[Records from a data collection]
** BEGIN **

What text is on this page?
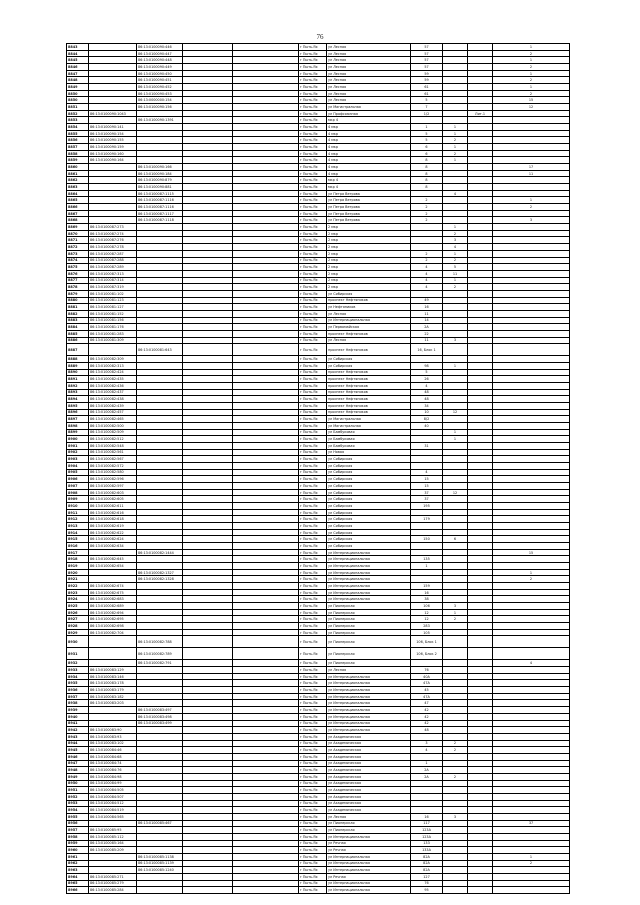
76
8843		86:13:0100090:446			г Пыть-Ях	ул Лесная	57			1
8844		86:13:0100090:447			г Пыть-Ях	ул Лесная	57			2
8845		86:13:0100090:448			г Пыть-Ях	ул Лесная	57			1
8846		86:13:0100090:449			г Пыть-Ях	ул Лесная	57			2
8847		86:13:0100090:450			г Пыть-Ях	ул Лесная	59			1
8848		86:13:0100090:451			г Пыть-Ях	ул Лесная	59			2
8849		86:13:0100090:452			г Пыть-Ях	ул Лесная	61			1
8850		86:13:0100090:453			г Пыть-Ях	ул Лесная	61			2
8850		86:13:0000000:154			г Пыть-Ях	ул Лесная	5			15
8851		86:13:0100090:156			г Пыть-Ях	ул Магистральная	7			12
8852	86:13:0100090:1043				г Пыть-Ях	ул Профсоюзная	1/2		Лит.1	
8853		86:13:0100090:1391			г Пыть-Ях	мкр 4				
8854	86:13:0100090:141				г Пыть-Ях	4 мкр	1	1		
8855	86:13:0100090:154				г Пыть-Ях	4 мкр	5	1		
8856	86:13:0100090:155				г Пыть-Ях	4 мкр	5	2		
8857	86:13:0100090:159				г Пыть-Ях	4 мкр	6	1		
8858	86:13:0100090:160				г Пыть-Ях	4 мкр	6	2		
8859	86:13:0100090:164				г Пыть-Ях	4 мкр	8	1		
8860		86:13:0100090:166			г Пыть-Ях	4 мкр	8			17
8861		86:13:0100090:184			г Пыть-Ях	4 мкр	8			11
8862		86:13:0100090:879			г Пыть-Ях	мкр 4	8			
8863		86:13:0100090:881			г Пыть-Ях	мкр 4	8			
8864		86:13:0100087:1115			г Пыть-Ях	ул Петра Ветрова		4		
8865		86:13:0100087:1116			г Пыть-Ях	ул Петра Ветрова	2			1
8866		86:13:0100087:1116			г Пыть-Ях	ул Петра Ветрова	2			2
8867		86:13:0100087:1117			г Пыть-Ях	ул Петра Ветрова	2			
8868		86:13:0100087:1118			г Пыть-Ях	ул Петра Ветрова	2			3
8869	86:13:0100087:273				г Пыть-Ях	2 мкр		1		
8870	86:13:0100087:274				г Пыть-Ях	2 мкр		2		
8871	86:13:0100087:276				г Пыть-Ях	2 мкр		3		
8872	86:13:0100087:278				г Пыть-Ях	2 мкр		4		
8873	86:13:0100087:287				г Пыть-Ях	2 мкр	2	1		
8874	86:13:0100087:288				г Пыть-Ях	2 мкр	2	2		
8875	86:13:0100087:289				г Пыть-Ях	2 мкр	4	5		
8876	86:13:0100087:313				г Пыть-Ях	2 мкр	4	11		
8877	86:13:0100087:314				г Пыть-Ях	2 мкр	4	1		
8878	86:13:0100087:319				г Пыть-Ях	2 мкр	4	2		
8879	86:13:0100081:102				г Пыть-Ях	ул Сибирская				
8880	86:13:0100081:123				г Пыть-Ях	проспект Нефтяников	49			
8881	86:13:0100081:127				г Пыть-Ях	ул Нефтяников	16			
8882	86:13:0100081:152				г Пыть-Ях	ул Лесная	11			
8883	86:13:0100081:156				г Пыть-Ях	ул Интернациональная	14			
8884	86:13:0100081:176				г Пыть-Ях	ул Первомайская	2А			
8885	86:13:0100081:283				г Пыть-Ях	проспект Нефтяников	22			
8886	86:13:0100081:309				г Пыть-Ях	ул Лесная	11	3		
8887		86:13:0100081:643			г Пыть-Ях	проспект Нефтяников	16, Блок 1			
8888	86:13:0100082:309				г Пыть-Ях	ул Сибирская				
8889	86:13:0100082:313				г Пыть-Ях	ул Сибирская	98	1		
8890	86:13:0100082:424				г Пыть-Ях	проспект Нефтяников	5			
8891	86:13:0100082:435				г Пыть-Ях	проспект Нефтяников	26			
8892	86:13:0100082:436				г Пыть-Ях	проспект Нефтяников	4			
8893	86:13:0100082:437				г Пыть-Ях	проспект Нефтяников	48			
8894	86:13:0100082:438				г Пыть-Ях	проспект Нефтяников	48			
8895	86:13:0100082:439				г Пыть-Ях	проспект Нефтяников	34			
8896	86:13:0100082:457				г Пыть-Ях	проспект Нефтяников	10	12		
8897	86:13:0100082:465				г Пыть-Ях	ул Магистральная	8/2			
8898	86:13:0100082:500				г Пыть-Ях	ул Магистральная	40			
8899	86:13:0100082:509				г Пыть-Ях	ул Бамбуковая		1		
8900	86:13:0100082:512				г Пыть-Ях	ул Бамбуковая		1		
8901	86:13:0100082:548				г Пыть-Ях	ул Бамбуковая	31			
8902	86:13:0100082:561				г Пыть-Ях	ул Новая				
8903	86:13:0100082:567				г Пыть-Ях	ул Сибирская				
8904	86:13:0100082:572				г Пыть-Ях	ул Сибирская				
8905	86:13:0100082:580				г Пыть-Ях	ул Сибирская	4			
8906	86:13:0100082:596				г Пыть-Ях	ул Сибирская	15			
8907	86:13:0100082:597				г Пыть-Ях	ул Сибирская	15			
8908	86:13:0100082:603				г Пыть-Ях	ул Сибирская	37	12		
8909	86:13:0100082:605				г Пыть-Ях	ул Сибирская	37			
8910	86:13:0100082:611				г Пыть-Ях	ул Сибирская	195			
8911	86:13:0100082:616				г Пыть-Ях	ул Сибирская				
8912	86:13:0100082:618				г Пыть-Ях	ул Сибирская	179			
8913	86:13:0100082:619				г Пыть-Ях	ул Сибирская				
8914	86:13:0100082:622				г Пыть-Ях	ул Сибирская				
8915	86:13:0100082:624				г Пыть-Ях	ул Сибирская	150	6		
8916	86:13:0100082:634				г Пыть-Ях	ул Сибирская				
8917		86:13:0100082:1444			г Пыть-Ях	ул Интернациональная				15
8918	86:13:0100082:645				г Пыть-Ях	ул Интернациональная	135			
8919	86:13:0100082:654				г Пыть-Ях	ул Интернациональная	1			
8920		86:13:0100082:1327			г Пыть-Ях	ул Интернациональная				1
8921		86:13:0100082:1328			г Пыть-Ях	ул Интернациональная				2
8922	86:13:0100082:674				г Пыть-Ях	ул Интернациональная	159			
8923	86:13:0100082:675				г Пыть-Ях	ул Интернациональная	16			
8924	86:13:0100082:683				г Пыть-Ях	ул Интернациональная	38			
8925	86:13:0100082:689				г Пыть-Ях	ул Пионерская	106	3		
8926	86:13:0100082:694				г Пыть-Ях	ул Пионерская	12	1		
8927	86:13:0100082:695				г Пыть-Ях	ул Пионерская	12	2		
8928	86:13:0100082:698				г Пыть-Ях	ул Пионерская	283			
8929	86:13:0100082:704				г Пыть-Ях	ул Пионерская	105			
8930		86:13:0100082:788			г Пыть-Ях	ул Пионерская	106, Блок 1			
8931		86:13:0100082:789			г Пыть-Ях	ул Пионерская	106, Блок 2			
8932		86:13:0100082:791			г Пыть-Ях	ул Пионерская				4
8933	86:13:0100083:129				г Пыть-Ях	ул Лесная	76			
8934	86:13:0100083:146				г Пыть-Ях	ул Интернациональная	40А			
8935	86:13:0100083:178				г Пыть-Ях	ул Интернациональная	47А			
8936	86:13:0100083:179				г Пыть-Ях	ул Интернациональная	45			
8937	86:13:0100083:182				г Пыть-Ях	ул Интернациональная	47А			
8938	86:13:0100083:203				г Пыть-Ях	ул Интернациональная	47			
8939		86:13:0100083:497			г Пыть-Ях	ул Интернациональная	42			
8940		86:13:0100083:498			г Пыть-Ях	ул Интернациональная	42			
8941		86:13:0100083:499			г Пыть-Ях	ул Интернациональная	42			
8942	86:13:0100083:90				г Пыть-Ях	ул Интернациональная	48			
8943	86:13:0100083:93				г Пыть-Ях	ул Академическая				
8944	86:13:0100083:102				г Пыть-Ях	ул Академическая	3	2		
8945	86:13:0100084:46				г Пыть-Ях	ул Академическая	4	2		
8946	86:13:0100084:68				г Пыть-Ях	ул Академическая				
8947	86:13:0100084:74				г Пыть-Ях	ул Академическая	1			
8948	86:13:0100084:76				г Пыть-Ях	ул Академическая	2А			
8949	86:13:0100084:98				г Пыть-Ях	ул Академическая	2А	2		
8950	86:13:0100084:99				г Пыть-Ях	ул Академическая				
8951	86:13:0100084:505				г Пыть-Ях	ул Академическая				
8952	86:13:0100084:507				г Пыть-Ях	ул Академическая				
8953	86:13:0100084:512				г Пыть-Ях	ул Академическая				
8954	86:13:0100084:519				г Пыть-Ях	ул Академическая				
8955	86:13:0100084:565				г Пыть-Ях	ул Лесная	16	3		
8956		86:13:0100085:467			г Пыть-Ях	ул Пионерская	117			37
8957	86:13:0100085:95				г Пыть-Ях	ул Пионерская	123А			
8958	86:13:0100085:112				г Пыть-Ях	ул Интернациональная	123А			
8959	86:13:0100085:164				г Пыть-Ях	ул Речная	133			
8960	86:13:0100085:209				г Пыть-Ях	ул Речная	133А			
8961		86:13:0100085:1138			г Пыть-Ях	ул Интернациональная	82А			1
8962		86:13:0100085:1139			г Пыть-Ях	ул Интернациональная	82А			2
8963		86:13:0100085:1240			г Пыть-Ях	ул Интернациональная	82А			
8964	86:13:0100085:271				г Пыть-Ях	ул Речная	127			
8965	86:13:0100085:279				г Пыть-Ях	ул Интернациональная	76			
8966	86:13:0100085:284				г Пыть-Ях	ул Интернациональная	95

** END **

Using the listing above, pick out each line that contains the word "Блок", then copy it.

FINISHED TASK:
8887		86:13:0100081:643			г Пыть-Ях	проспект Нефтяников	16, Блок 1			
8930		86:13:0100082:788			г Пыть-Ях	ул Пионерская	106, Блок 1			
8931		86:13:0100082:789			г Пыть-Ях	ул Пионерская	106, Блок 2			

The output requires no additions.